• Task instructions: Extract every line of the material below and reproduce it faithfully.
START Data listing
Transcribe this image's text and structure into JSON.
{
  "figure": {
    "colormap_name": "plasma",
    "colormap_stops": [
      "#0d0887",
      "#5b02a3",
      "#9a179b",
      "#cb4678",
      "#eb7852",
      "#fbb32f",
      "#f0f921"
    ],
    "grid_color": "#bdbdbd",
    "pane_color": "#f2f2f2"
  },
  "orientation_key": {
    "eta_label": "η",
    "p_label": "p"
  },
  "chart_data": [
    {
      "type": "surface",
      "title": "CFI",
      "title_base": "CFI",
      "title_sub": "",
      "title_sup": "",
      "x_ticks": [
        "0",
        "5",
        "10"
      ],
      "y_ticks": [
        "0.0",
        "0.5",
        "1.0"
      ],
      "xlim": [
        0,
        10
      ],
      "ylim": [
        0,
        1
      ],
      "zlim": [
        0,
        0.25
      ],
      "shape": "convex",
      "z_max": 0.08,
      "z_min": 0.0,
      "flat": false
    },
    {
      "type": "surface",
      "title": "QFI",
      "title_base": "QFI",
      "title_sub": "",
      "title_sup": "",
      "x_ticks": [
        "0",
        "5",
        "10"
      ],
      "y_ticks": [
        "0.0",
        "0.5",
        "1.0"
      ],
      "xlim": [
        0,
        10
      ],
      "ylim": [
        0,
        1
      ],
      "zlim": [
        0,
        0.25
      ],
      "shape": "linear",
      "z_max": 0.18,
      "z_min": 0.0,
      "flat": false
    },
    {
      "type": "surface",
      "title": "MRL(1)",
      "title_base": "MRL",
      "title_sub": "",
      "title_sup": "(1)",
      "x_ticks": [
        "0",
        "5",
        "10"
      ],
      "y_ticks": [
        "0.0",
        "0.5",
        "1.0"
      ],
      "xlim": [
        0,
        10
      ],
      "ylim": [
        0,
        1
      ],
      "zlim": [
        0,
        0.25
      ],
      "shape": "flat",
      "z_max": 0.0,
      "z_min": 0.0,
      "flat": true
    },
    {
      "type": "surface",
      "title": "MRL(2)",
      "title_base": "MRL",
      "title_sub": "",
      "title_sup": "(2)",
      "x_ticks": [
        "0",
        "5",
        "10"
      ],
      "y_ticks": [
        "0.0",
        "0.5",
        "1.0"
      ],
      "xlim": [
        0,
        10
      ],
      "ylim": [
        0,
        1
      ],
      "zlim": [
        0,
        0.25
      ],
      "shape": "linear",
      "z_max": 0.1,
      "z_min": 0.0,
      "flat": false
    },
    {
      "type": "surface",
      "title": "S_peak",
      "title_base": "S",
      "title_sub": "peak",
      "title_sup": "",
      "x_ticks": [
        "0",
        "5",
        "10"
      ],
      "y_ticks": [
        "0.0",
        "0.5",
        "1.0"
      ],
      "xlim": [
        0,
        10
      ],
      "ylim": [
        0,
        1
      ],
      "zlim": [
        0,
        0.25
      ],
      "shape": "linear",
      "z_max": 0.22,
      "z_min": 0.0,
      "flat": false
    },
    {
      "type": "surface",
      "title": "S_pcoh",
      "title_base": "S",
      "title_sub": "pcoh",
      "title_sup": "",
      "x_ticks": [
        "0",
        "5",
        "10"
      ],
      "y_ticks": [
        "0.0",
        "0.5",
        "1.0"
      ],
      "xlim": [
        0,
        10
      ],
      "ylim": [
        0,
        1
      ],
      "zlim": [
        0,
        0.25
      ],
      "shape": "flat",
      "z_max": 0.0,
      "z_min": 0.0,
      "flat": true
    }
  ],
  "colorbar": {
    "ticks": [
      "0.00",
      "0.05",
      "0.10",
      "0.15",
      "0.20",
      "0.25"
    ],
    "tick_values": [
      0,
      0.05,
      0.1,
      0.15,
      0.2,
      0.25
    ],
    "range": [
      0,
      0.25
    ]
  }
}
END Data listing
• Exercise solution:
Transcribe this image's text and structure into JSON.
{
  "figure": {
    "colormap_name": "plasma",
    "colormap_stops": [
      "#0d0887",
      "#5b02a3",
      "#9a179b",
      "#cb4678",
      "#eb7852",
      "#fbb32f",
      "#f0f921"
    ],
    "grid_color": "#bdbdbd",
    "pane_color": "#f2f2f2"
  },
  "orientation_key": {
    "eta_label": "η",
    "p_label": "p"
  },
  "chart_data": [
    {
      "type": "surface",
      "title": "CFI",
      "title_base": "CFI",
      "title_sub": "",
      "title_sup": "",
      "x_ticks": [
        "0",
        "5",
        "10"
      ],
      "y_ticks": [
        "0.0",
        "0.5",
        "1.0"
      ],
      "xlim": [
        0,
        10
      ],
      "ylim": [
        0,
        1
      ],
      "zlim": [
        0,
        0.25
      ],
      "shape": "convex",
      "z_max": 0.08,
      "z_min": 0.0,
      "flat": false
    },
    {
      "type": "surface",
      "title": "QFI",
      "title_base": "QFI",
      "title_sub": "",
      "title_sup": "",
      "x_ticks": [
        "0",
        "5",
        "10"
      ],
      "y_ticks": [
        "0.0",
        "0.5",
        "1.0"
      ],
      "xlim": [
        0,
        10
      ],
      "ylim": [
        0,
        1
      ],
      "zlim": [
        0,
        0.25
      ],
      "shape": "linear",
      "z_max": 0.18,
      "z_min": 0.0,
      "flat": false
    },
    {
      "type": "surface",
      "title": "MRL(1)",
      "title_base": "MRL",
      "title_sub": "",
      "title_sup": "(1)",
      "x_ticks": [
        "0",
        "5",
        "10"
      ],
      "y_ticks": [
        "0.0",
        "0.5",
        "1.0"
      ],
      "xlim": [
        0,
        10
      ],
      "ylim": [
        0,
        1
      ],
      "zlim": [
        0,
        0.25
      ],
      "shape": "flat",
      "z_max": 0.0,
      "z_min": 0.0,
      "flat": true
    },
    {
      "type": "surface",
      "title": "MRL(2)",
      "title_base": "MRL",
      "title_sub": "",
      "title_sup": "(2)",
      "x_ticks": [
        "0",
        "5",
        "10"
      ],
      "y_ticks": [
        "0.0",
        "0.5",
        "1.0"
      ],
      "xlim": [
        0,
        10
      ],
      "ylim": [
        0,
        1
      ],
      "zlim": [
        0,
        0.25
      ],
      "shape": "linear",
      "z_max": 0.1,
      "z_min": 0.0,
      "flat": false
    },
    {
      "type": "surface",
      "title": "S_peak",
      "title_base": "S",
      "title_sub": "peak",
      "title_sup": "",
      "x_ticks": [
        "0",
        "5",
        "10"
      ],
      "y_ticks": [
        "0.0",
        "0.5",
        "1.0"
      ],
      "xlim": [
        0,
        10
      ],
      "ylim": [
        0,
        1
      ],
      "zlim": [
        0,
        0.25
      ],
      "shape": "linear",
      "z_max": 0.22,
      "z_min": 0.0,
      "flat": false
    },
    {
      "type": "surface",
      "title": "S_pcoh",
      "title_base": "S",
      "title_sub": "pcoh",
      "title_sup": "",
      "x_ticks": [
        "0",
        "5",
        "10"
      ],
      "y_ticks": [
        "0.0",
        "0.5",
        "1.0"
      ],
      "xlim": [
        0,
        10
      ],
      "ylim": [
        0,
        1
      ],
      "zlim": [
        0,
        0.25
      ],
      "shape": "flat",
      "z_max": 0.0,
      "z_min": 0.0,
      "flat": true
    }
  ],
  "colorbar": {
    "ticks": [
      "0.00",
      "0.05",
      "0.10",
      "0.15",
      "0.20",
      "0.25"
    ],
    "tick_values": [
      0,
      0.05,
      0.1,
      0.15,
      0.2,
      0.25
    ],
    "range": [
      0,
      0.25
    ]
  }
}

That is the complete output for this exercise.